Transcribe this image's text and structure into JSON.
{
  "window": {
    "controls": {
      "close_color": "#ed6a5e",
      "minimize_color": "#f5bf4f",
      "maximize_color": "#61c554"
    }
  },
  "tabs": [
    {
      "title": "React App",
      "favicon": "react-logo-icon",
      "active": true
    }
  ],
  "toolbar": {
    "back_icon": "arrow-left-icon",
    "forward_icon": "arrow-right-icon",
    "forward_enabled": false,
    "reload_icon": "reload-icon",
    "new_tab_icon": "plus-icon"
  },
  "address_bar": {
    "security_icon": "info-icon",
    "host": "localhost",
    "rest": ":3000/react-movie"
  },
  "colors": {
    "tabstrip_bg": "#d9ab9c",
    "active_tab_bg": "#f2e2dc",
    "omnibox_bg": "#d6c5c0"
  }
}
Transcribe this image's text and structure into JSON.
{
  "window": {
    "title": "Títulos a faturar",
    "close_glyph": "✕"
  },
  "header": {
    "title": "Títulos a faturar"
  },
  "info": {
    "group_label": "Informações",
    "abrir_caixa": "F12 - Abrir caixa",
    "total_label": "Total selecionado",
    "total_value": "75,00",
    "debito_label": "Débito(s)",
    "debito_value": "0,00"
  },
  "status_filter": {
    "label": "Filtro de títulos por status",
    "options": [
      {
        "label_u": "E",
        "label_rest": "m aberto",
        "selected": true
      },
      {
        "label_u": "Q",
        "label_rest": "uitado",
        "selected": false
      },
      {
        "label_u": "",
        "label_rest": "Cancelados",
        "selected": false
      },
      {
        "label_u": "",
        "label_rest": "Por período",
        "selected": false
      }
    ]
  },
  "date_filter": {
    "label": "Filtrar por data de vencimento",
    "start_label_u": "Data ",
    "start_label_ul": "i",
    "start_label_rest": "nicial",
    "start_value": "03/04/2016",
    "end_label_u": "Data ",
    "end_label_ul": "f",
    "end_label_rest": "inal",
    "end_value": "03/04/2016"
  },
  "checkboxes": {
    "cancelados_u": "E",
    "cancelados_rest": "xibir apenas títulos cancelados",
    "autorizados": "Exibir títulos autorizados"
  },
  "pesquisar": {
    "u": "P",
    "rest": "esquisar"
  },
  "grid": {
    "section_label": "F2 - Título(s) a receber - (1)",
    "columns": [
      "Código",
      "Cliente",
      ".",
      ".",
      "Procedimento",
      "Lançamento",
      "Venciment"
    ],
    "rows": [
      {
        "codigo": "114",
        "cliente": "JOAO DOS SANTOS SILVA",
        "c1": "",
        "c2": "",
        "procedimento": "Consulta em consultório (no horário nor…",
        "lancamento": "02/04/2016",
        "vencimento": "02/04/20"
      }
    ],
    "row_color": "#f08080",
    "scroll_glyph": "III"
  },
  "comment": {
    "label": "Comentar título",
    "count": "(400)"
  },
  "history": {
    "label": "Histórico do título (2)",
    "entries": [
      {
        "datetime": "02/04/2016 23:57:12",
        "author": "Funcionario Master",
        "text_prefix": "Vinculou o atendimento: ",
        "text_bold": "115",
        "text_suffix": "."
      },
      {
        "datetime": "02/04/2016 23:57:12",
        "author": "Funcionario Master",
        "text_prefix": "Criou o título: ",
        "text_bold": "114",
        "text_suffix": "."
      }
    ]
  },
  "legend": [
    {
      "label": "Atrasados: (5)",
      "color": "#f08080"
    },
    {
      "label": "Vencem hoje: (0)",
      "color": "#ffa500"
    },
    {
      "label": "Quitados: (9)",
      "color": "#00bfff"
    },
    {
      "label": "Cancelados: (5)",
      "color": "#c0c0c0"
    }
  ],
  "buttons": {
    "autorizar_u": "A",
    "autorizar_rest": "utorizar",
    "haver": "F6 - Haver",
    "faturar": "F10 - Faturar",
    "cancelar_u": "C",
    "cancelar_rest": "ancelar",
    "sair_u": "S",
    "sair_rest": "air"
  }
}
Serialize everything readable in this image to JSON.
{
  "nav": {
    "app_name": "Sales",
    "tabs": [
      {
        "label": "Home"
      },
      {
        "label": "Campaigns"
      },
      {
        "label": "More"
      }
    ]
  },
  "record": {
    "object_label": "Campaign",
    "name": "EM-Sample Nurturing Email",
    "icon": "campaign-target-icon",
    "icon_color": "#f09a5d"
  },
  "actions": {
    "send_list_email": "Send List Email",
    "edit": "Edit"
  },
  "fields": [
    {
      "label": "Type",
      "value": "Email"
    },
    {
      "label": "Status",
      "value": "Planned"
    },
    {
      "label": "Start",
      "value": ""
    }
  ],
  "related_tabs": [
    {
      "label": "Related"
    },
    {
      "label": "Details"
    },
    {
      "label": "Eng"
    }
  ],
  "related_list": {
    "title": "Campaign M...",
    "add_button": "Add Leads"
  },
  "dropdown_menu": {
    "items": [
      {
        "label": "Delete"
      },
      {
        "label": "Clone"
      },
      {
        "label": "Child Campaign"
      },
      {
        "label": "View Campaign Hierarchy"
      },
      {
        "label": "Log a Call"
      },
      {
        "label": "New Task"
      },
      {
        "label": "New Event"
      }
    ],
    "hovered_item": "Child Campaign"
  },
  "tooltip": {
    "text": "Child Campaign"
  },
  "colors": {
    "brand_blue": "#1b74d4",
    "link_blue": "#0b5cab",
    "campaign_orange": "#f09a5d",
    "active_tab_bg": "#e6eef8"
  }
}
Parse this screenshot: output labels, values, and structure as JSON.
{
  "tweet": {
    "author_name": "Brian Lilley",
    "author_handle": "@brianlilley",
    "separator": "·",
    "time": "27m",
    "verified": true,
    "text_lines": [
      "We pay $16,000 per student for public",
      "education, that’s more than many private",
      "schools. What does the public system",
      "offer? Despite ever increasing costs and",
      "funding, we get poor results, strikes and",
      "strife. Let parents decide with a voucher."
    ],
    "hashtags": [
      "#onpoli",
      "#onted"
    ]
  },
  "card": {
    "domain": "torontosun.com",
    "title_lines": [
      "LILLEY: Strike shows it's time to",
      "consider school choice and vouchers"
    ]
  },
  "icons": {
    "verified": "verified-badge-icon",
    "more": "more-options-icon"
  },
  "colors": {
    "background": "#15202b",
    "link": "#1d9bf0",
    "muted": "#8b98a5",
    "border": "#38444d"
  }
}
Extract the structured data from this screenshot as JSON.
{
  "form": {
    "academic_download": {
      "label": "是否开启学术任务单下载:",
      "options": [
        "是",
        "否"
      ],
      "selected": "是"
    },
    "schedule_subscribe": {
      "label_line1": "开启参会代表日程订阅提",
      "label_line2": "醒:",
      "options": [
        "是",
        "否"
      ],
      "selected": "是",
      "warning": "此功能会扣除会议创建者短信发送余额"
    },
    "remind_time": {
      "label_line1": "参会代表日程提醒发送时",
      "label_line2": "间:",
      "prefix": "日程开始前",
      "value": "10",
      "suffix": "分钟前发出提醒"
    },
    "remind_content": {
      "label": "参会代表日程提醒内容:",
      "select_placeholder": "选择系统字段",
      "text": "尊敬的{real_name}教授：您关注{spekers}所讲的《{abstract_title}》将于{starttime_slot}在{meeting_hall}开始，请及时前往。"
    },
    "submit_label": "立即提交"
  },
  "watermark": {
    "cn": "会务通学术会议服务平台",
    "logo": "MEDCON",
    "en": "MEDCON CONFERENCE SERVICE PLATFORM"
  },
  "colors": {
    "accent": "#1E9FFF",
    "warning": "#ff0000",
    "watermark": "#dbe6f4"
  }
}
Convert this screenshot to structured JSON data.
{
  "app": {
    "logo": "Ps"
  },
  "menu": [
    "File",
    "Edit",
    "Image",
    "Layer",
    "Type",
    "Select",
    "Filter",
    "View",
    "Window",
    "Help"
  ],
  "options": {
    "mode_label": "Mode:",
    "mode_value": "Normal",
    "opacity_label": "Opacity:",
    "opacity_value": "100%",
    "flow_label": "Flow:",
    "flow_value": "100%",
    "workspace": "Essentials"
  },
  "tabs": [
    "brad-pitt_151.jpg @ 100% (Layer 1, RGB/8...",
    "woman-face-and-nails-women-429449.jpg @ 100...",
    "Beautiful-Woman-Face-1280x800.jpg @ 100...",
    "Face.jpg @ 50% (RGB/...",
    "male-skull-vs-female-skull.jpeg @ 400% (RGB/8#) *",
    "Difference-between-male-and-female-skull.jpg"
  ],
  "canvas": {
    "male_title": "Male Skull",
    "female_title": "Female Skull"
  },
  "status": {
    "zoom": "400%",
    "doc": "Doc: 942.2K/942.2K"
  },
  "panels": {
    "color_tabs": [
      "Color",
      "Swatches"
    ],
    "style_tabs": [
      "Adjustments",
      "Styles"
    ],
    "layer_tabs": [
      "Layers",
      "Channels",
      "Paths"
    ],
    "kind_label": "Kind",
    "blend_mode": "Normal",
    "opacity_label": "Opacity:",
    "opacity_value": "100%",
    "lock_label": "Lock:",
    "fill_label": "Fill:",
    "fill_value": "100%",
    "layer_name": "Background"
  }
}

......

### PROMPT
Write the lines out exactly, from the one with "Convert this screenshot" down to the last line of the listing, and leave out all others.

### SOLUTION BELOW
Convert this screenshot to structured JSON data.
{
  "app": {
    "logo": "Ps"
  },
  "menu": [
    "File",
    "Edit",
    "Image",
    "Layer",
    "Type",
    "Select",
    "Filter",
    "View",
    "Window",
    "Help"
  ],
  "options": {
    "mode_label": "Mode:",
    "mode_value": "Normal",
    "opacity_label": "Opacity:",
    "opacity_value": "100%",
    "flow_label": "Flow:",
    "flow_value": "100%",
    "workspace": "Essentials"
  },
  "tabs": [
    "brad-pitt_151.jpg @ 100% (Layer 1, RGB/8...",
    "woman-face-and-nails-women-429449.jpg @ 100...",
    "Beautiful-Woman-Face-1280x800.jpg @ 100...",
    "Face.jpg @ 50% (RGB/...",
    "male-skull-vs-female-skull.jpeg @ 400% (RGB/8#) *",
    "Difference-between-male-and-female-skull.jpg"
  ],
  "canvas": {
    "male_title": "Male Skull",
    "female_title": "Female Skull"
  },
  "status": {
    "zoom": "400%",
    "doc": "Doc: 942.2K/942.2K"
  },
  "panels": {
    "color_tabs": [
      "Color",
      "Swatches"
    ],
    "style_tabs": [
      "Adjustments",
      "Styles"
    ],
    "layer_tabs": [
      "Layers",
      "Channels",
      "Paths"
    ],
    "kind_label": "Kind",
    "blend_mode": "Normal",
    "opacity_label": "Opacity:",
    "opacity_value": "100%",
    "lock_label": "Lock:",
    "fill_label": "Fill:",
    "fill_value": "100%",
    "layer_name": "Background"
  }
}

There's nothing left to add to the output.